* Data lines
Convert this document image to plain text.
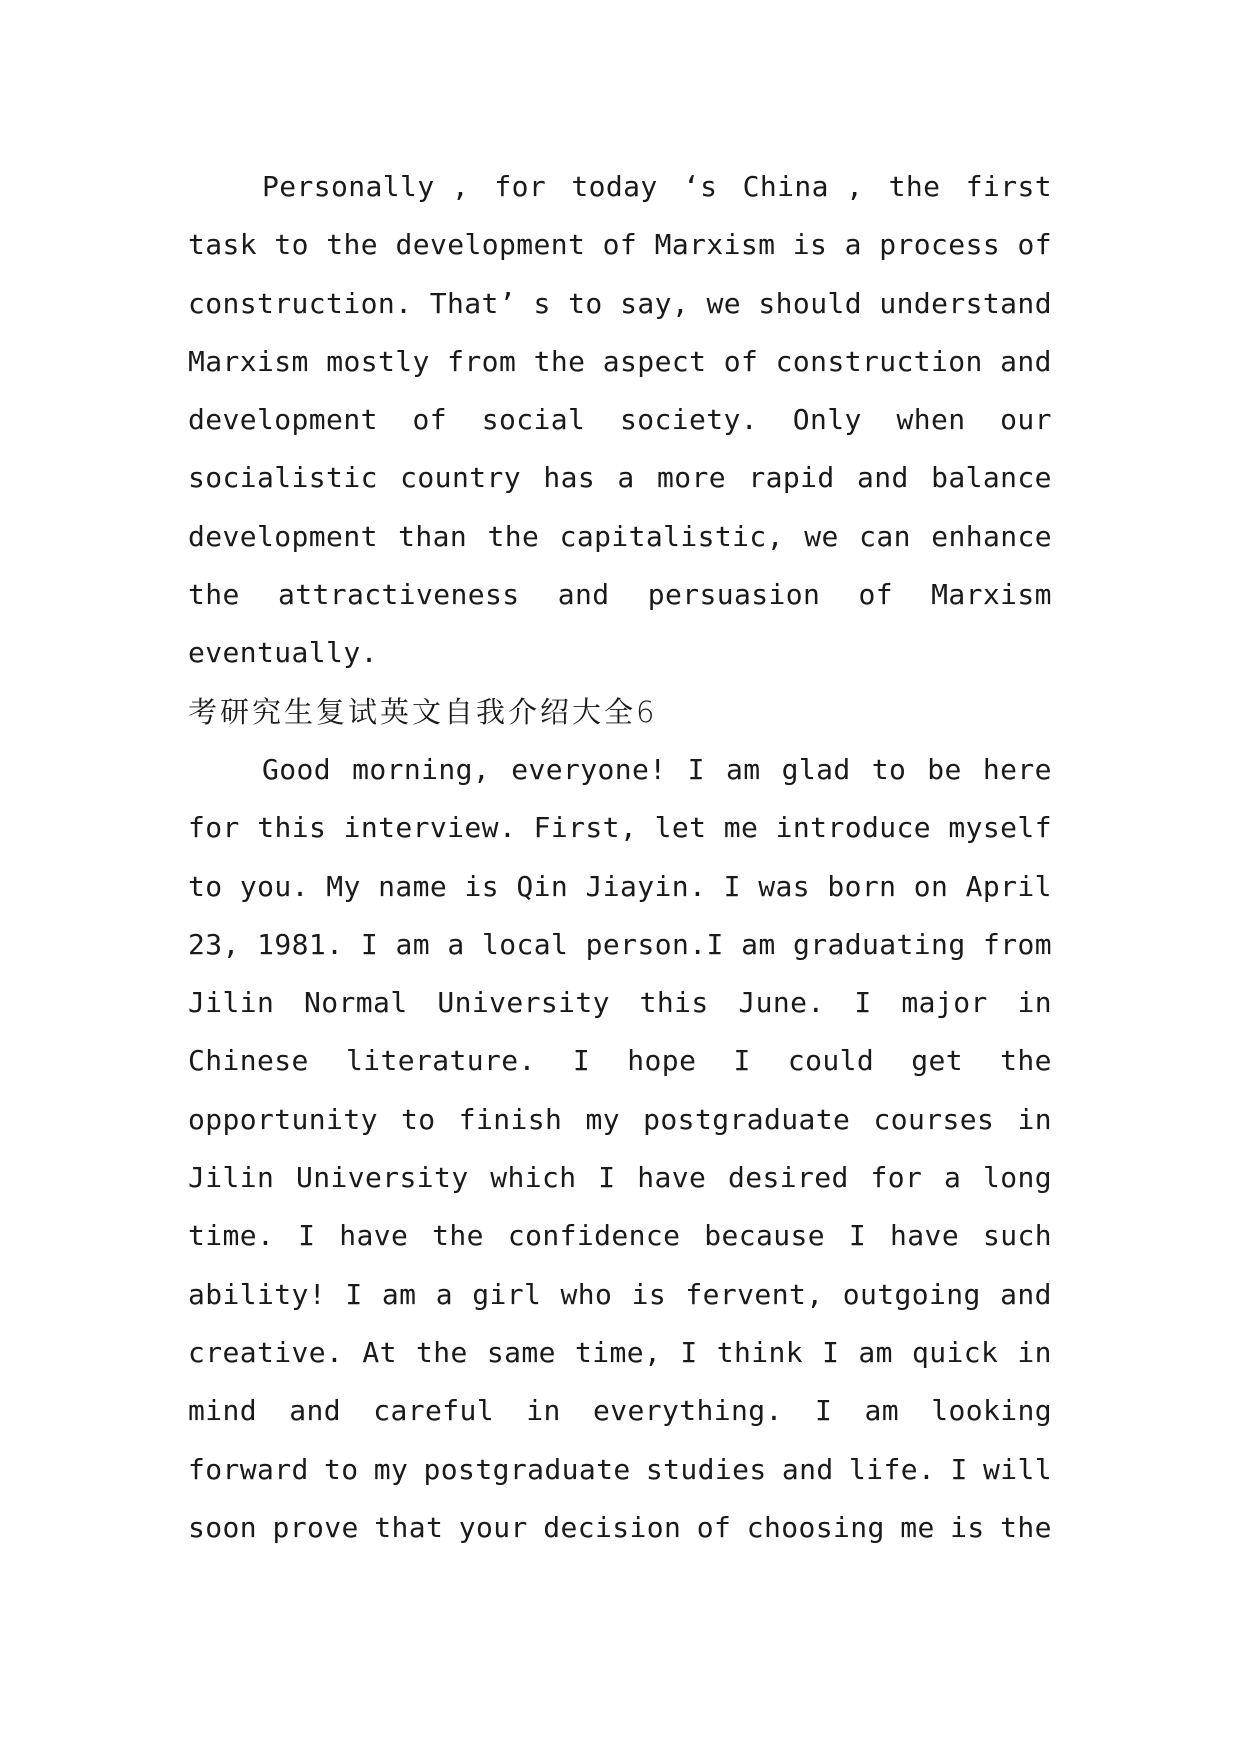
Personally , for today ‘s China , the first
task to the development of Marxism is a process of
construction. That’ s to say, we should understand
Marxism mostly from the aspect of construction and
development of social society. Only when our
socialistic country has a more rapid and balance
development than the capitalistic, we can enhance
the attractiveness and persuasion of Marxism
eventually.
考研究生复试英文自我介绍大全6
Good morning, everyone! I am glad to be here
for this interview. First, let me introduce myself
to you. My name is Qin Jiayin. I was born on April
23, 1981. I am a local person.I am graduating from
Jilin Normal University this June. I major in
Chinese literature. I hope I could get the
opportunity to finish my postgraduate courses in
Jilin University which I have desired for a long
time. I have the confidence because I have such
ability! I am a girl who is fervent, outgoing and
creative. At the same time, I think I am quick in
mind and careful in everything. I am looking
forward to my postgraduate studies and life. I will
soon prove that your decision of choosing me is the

---

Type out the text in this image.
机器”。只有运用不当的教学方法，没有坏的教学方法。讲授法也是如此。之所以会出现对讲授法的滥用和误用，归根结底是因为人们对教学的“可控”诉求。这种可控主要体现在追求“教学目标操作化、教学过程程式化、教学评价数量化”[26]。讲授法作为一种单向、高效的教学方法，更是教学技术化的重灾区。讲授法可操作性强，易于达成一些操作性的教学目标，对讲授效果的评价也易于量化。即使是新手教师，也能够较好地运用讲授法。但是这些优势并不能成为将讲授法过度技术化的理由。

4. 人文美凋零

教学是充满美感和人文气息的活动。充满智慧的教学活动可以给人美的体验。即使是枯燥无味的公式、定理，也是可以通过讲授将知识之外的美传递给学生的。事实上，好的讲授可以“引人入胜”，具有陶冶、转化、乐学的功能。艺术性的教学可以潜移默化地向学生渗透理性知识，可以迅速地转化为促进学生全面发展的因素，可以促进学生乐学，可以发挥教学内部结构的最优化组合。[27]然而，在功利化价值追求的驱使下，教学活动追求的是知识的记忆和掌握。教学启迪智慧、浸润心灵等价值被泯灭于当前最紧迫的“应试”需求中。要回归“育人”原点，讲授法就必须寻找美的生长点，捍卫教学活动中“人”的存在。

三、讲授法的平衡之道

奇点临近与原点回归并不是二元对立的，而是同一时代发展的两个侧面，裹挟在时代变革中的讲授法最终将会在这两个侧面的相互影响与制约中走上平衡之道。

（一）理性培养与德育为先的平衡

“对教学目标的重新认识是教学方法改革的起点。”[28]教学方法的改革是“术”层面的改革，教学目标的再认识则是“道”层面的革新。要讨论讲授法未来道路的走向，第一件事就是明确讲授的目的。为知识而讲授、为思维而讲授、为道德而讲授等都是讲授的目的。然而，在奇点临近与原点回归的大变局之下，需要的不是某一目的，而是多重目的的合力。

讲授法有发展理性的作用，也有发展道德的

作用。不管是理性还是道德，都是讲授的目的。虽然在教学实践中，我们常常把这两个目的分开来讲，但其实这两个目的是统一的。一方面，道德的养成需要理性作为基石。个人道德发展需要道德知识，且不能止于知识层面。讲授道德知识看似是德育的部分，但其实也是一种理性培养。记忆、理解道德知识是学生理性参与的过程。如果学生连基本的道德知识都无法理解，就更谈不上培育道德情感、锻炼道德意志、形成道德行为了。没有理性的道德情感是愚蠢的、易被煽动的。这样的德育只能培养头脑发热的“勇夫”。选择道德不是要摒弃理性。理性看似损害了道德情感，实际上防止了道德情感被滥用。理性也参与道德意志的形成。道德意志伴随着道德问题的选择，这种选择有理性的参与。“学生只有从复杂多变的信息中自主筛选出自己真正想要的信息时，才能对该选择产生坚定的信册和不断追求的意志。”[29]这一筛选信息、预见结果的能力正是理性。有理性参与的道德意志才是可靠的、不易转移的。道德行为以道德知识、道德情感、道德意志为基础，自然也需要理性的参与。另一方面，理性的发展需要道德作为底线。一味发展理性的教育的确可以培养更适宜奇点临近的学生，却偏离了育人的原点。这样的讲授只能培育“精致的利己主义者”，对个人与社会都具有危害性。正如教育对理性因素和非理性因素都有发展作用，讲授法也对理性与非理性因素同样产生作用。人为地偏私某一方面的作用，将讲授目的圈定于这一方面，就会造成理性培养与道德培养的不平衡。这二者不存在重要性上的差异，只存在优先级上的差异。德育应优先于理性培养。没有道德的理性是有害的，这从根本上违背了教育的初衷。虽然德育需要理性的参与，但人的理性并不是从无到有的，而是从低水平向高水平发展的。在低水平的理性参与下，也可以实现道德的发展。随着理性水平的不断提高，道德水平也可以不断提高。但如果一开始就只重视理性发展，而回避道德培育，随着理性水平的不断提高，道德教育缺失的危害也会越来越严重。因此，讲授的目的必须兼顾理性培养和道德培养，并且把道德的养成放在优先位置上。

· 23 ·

* Written problem
Identify the lines that contain the string "postgraduate", and copy every one of them.

* Reply
opportunity to finish my postgraduate courses in
forward to my postgraduate studies and life. I will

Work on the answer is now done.